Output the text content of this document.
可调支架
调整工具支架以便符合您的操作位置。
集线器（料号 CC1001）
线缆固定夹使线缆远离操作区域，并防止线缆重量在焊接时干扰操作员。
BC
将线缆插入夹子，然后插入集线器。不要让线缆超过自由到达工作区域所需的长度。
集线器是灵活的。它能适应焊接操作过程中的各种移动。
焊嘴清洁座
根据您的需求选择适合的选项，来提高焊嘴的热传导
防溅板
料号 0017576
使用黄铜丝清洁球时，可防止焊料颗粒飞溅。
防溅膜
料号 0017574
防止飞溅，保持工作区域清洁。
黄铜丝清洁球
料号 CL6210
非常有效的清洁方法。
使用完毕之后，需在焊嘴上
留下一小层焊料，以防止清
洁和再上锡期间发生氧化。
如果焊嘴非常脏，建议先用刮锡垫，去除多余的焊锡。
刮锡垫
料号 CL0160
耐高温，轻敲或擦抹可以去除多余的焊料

• • • • • • •

> **Aim of the task**
Return each entry from the material above exactly as it appears.

> **Output**
Output the text content of this document.
可调支架
调整工具支架以便符合您的操作位置。
集线器（料号 CC1001）
线缆固定夹使线缆远离操作区域，并防止线缆重量在焊接时干扰操作员。
BC
将线缆插入夹子，然后插入集线器。不要让线缆超过自由到达工作区域所需的长度。
集线器是灵活的。它能适应焊接操作过程中的各种移动。
焊嘴清洁座
根据您的需求选择适合的选项，来提高焊嘴的热传导
防溅板
料号 0017576
使用黄铜丝清洁球时，可防止焊料颗粒飞溅。
防溅膜
料号 0017574
防止飞溅，保持工作区域清洁。
黄铜丝清洁球
料号 CL6210
非常有效的清洁方法。
使用完毕之后，需在焊嘴上
留下一小层焊料，以防止清
洁和再上锡期间发生氧化。
如果焊嘴非常脏，建议先用刮锡垫，去除多余的焊锡。
刮锡垫
料号 CL0160
耐高温，轻敲或擦抹可以去除多余的焊料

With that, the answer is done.